*Prompt*. Extract the data exactly, missing nothing.

*Raw data*.
--- start ---
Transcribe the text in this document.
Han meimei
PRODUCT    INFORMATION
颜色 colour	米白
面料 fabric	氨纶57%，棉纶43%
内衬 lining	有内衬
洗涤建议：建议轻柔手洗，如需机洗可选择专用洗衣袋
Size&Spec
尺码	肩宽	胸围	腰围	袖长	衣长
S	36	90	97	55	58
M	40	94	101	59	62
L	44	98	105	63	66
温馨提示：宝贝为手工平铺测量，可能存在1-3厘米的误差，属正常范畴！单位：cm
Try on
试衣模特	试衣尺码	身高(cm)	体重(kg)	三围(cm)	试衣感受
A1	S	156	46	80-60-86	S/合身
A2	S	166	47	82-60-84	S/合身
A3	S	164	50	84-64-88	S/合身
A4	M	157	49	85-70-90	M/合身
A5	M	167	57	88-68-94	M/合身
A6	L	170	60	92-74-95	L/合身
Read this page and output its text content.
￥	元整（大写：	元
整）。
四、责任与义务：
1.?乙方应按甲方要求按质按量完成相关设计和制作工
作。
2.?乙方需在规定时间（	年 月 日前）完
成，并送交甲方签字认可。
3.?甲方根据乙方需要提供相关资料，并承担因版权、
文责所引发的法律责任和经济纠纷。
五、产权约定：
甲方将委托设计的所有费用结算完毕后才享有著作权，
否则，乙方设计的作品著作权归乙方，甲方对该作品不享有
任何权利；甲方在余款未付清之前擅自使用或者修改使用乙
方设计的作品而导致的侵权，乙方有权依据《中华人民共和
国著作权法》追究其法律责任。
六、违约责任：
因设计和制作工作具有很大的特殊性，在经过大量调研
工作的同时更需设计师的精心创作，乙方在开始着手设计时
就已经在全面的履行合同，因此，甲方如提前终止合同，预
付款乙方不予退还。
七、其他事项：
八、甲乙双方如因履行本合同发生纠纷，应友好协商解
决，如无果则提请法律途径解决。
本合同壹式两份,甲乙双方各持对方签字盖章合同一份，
--- end ---
*Answer to the exercise*.
Transcribe the text in this document.
Han meimei
PRODUCT    INFORMATION
颜色 colour	米白
面料 fabric	氨纶57%，棉纶43%
内衬 lining	有内衬
洗涤建议：建议轻柔手洗，如需机洗可选择专用洗衣袋
Size&Spec
尺码	肩宽	胸围	腰围	袖长	衣长
S	36	90	97	55	58
M	40	94	101	59	62
L	44	98	105	63	66
温馨提示：宝贝为手工平铺测量，可能存在1-3厘米的误差，属正常范畴！单位：cm
Try on
试衣模特	试衣尺码	身高(cm)	体重(kg)	三围(cm)	试衣感受
A1	S	156	46	80-60-86	S/合身
A2	S	166	47	82-60-84	S/合身
A3	S	164	50	84-64-88	S/合身
A4	M	157	49	85-70-90	M/合身
A5	M	167	57	88-68-94	M/合身
A6	L	170	60	92-74-95	L/合身
Read this page and output its text content.
￥	元整（大写：	元
整）。
四、责任与义务：
1.?乙方应按甲方要求按质按量完成相关设计和制作工
作。
2.?乙方需在规定时间（	年 月 日前）完
成，并送交甲方签字认可。
3.?甲方根据乙方需要提供相关资料，并承担因版权、
文责所引发的法律责任和经济纠纷。
五、产权约定：
甲方将委托设计的所有费用结算完毕后才享有著作权，
否则，乙方设计的作品著作权归乙方，甲方对该作品不享有
任何权利；甲方在余款未付清之前擅自使用或者修改使用乙
方设计的作品而导致的侵权，乙方有权依据《中华人民共和
国著作权法》追究其法律责任。
六、违约责任：
因设计和制作工作具有很大的特殊性，在经过大量调研
工作的同时更需设计师的精心创作，乙方在开始着手设计时
就已经在全面的履行合同，因此，甲方如提前终止合同，预
付款乙方不予退还。
七、其他事项：
八、甲乙双方如因履行本合同发生纠纷，应友好协商解
决，如无果则提请法律途径解决。
本合同壹式两份,甲乙双方各持对方签字盖章合同一份，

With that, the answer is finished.